» Exercise requirements: Make an exact copy of the records, dropping all pictures.

» Material for this exercise:
[Start]

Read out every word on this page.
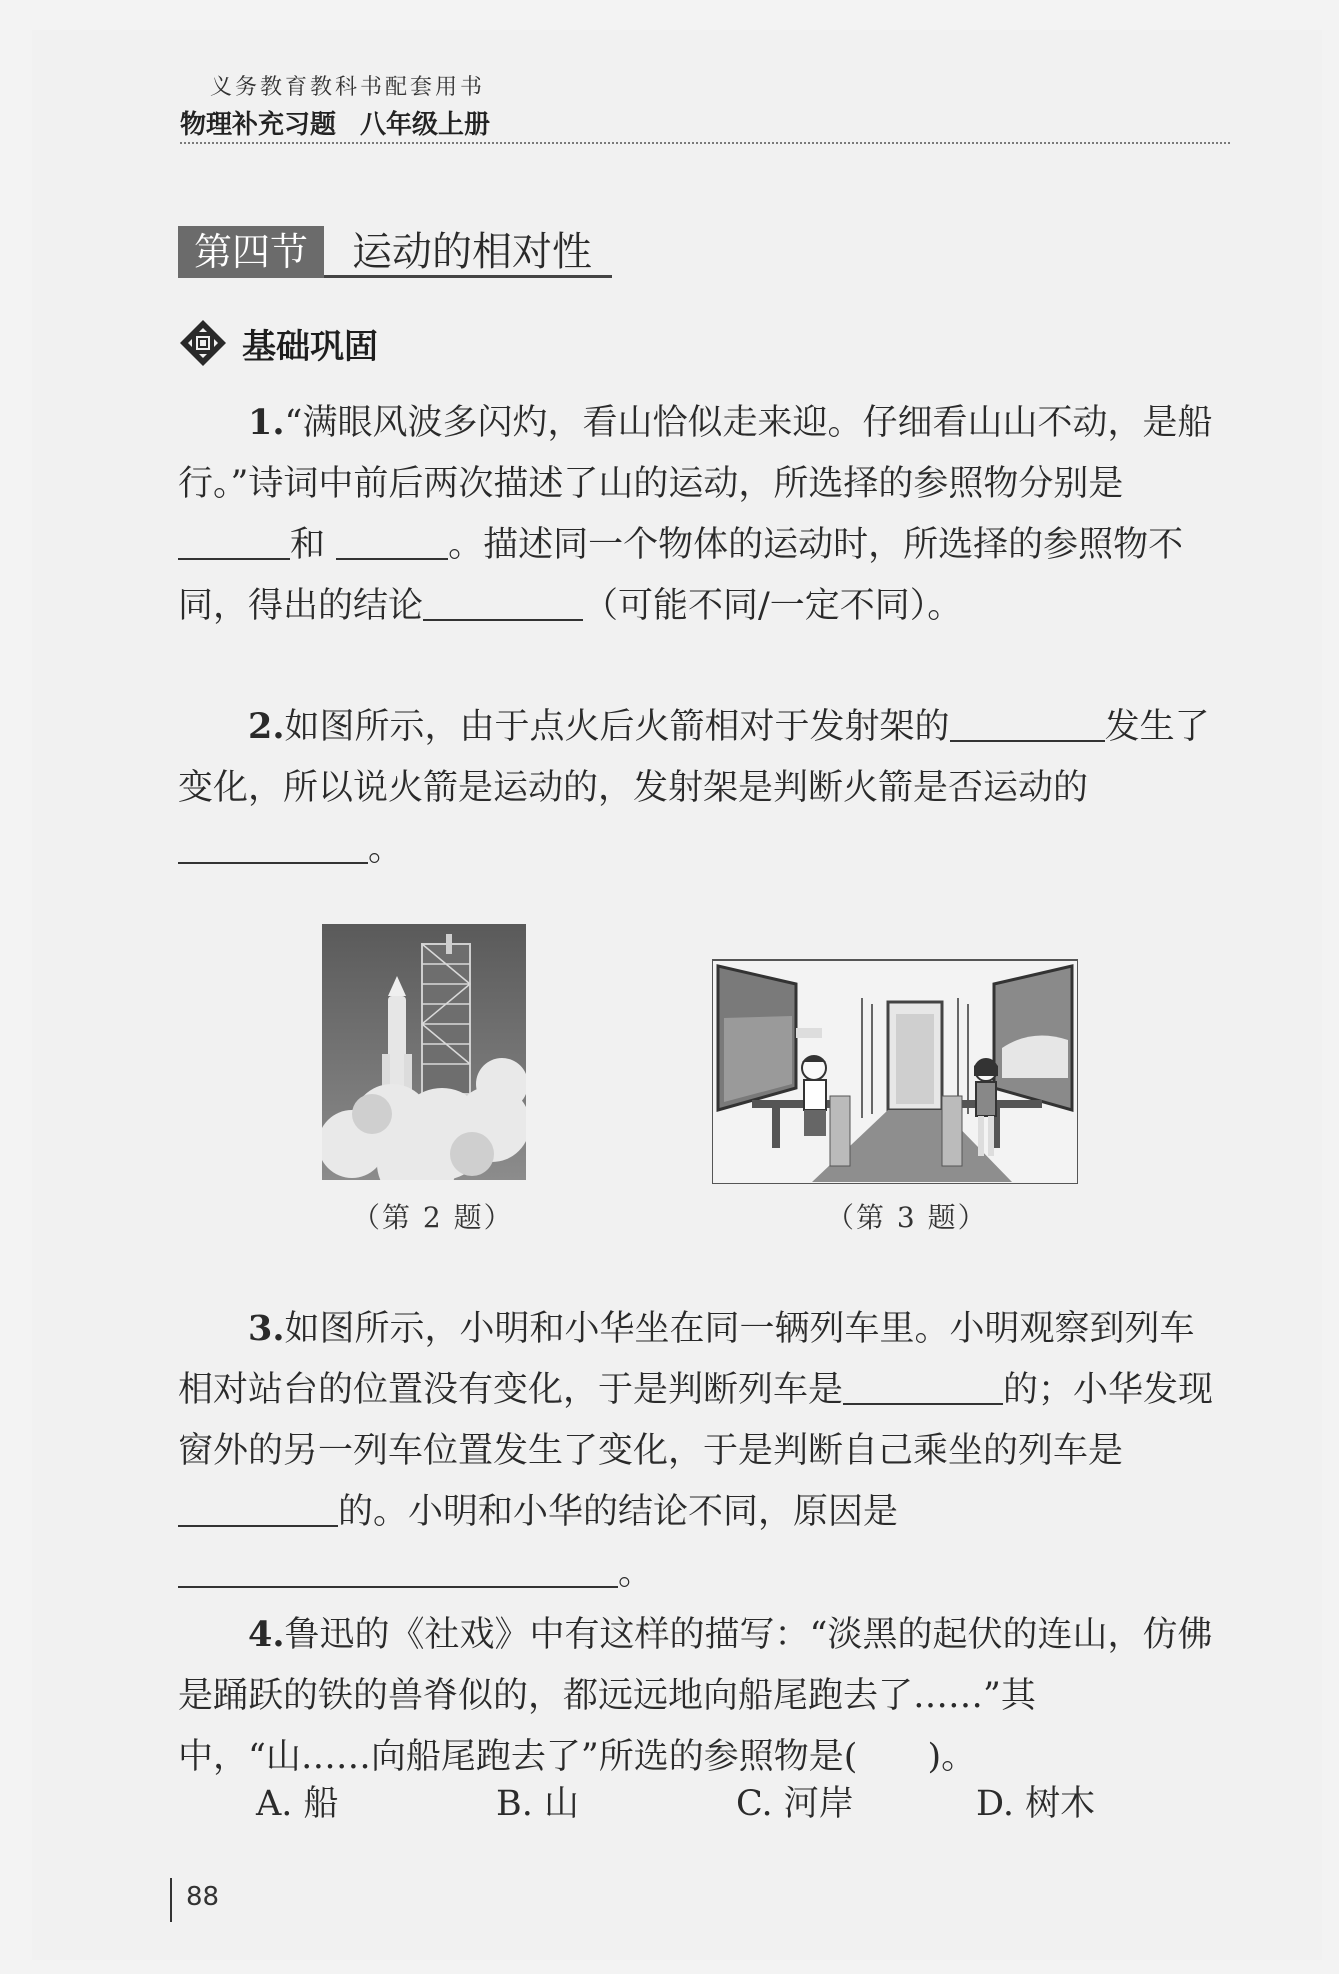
义务教育教科书配套用书
物理补充习题 八年级上册
第四节	运动的相对性
基础巩固
1.“满眼风波多闪灼，看山恰似走来迎。仔细看山山不动，是船行。”诗词中前后两次描述了山的运动，所选择的参照物分别是和	。描述同一个物体的运动时，所选择的参照物不同，得出的结论	（可能不同/一定不同）。
2.如图所示，由于点火后火箭相对于发射架的	发生了变化，所以说火箭是运动的，发射架是判断火箭是否运动的。
（第 2 题）	（第 3 题）
3.如图所示，小明和小华坐在同一辆列车里。小明观察到列车相对站台的位置没有变化，于是判断列车是	的；小华发现窗外的另一列车位置发生了变化，于是判断自己乘坐的列车是的。小明和小华的结论不同，原因是。
4.鲁迅的《社戏》中有这样的描写：“淡黑的起伏的连山，仿佛是踊跃的铁的兽脊似的，都远远地向船尾跑去了……”其中，“山……向船尾跑去了”所选的参照物是(　　)。
A. 船	B. 山	C. 河岸	D. 树木
88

[End]

» Response to the exercise:
Read out every word on this page.
义务教育教科书配套用书
物理补充习题 八年级上册
第四节	运动的相对性
基础巩固
1.“满眼风波多闪灼，看山恰似走来迎。仔细看山山不动，是船行。”诗词中前后两次描述了山的运动，所选择的参照物分别是和	。描述同一个物体的运动时，所选择的参照物不同，得出的结论	（可能不同/一定不同）。
2.如图所示，由于点火后火箭相对于发射架的	发生了变化，所以说火箭是运动的，发射架是判断火箭是否运动的。
（第 2 题）	（第 3 题）
3.如图所示，小明和小华坐在同一辆列车里。小明观察到列车相对站台的位置没有变化，于是判断列车是	的；小华发现窗外的另一列车位置发生了变化，于是判断自己乘坐的列车是的。小明和小华的结论不同，原因是。
4.鲁迅的《社戏》中有这样的描写：“淡黑的起伏的连山，仿佛是踊跃的铁的兽脊似的，都远远地向船尾跑去了……”其中，“山……向船尾跑去了”所选的参照物是(　　)。
A. 船	B. 山	C. 河岸	D. 树木
88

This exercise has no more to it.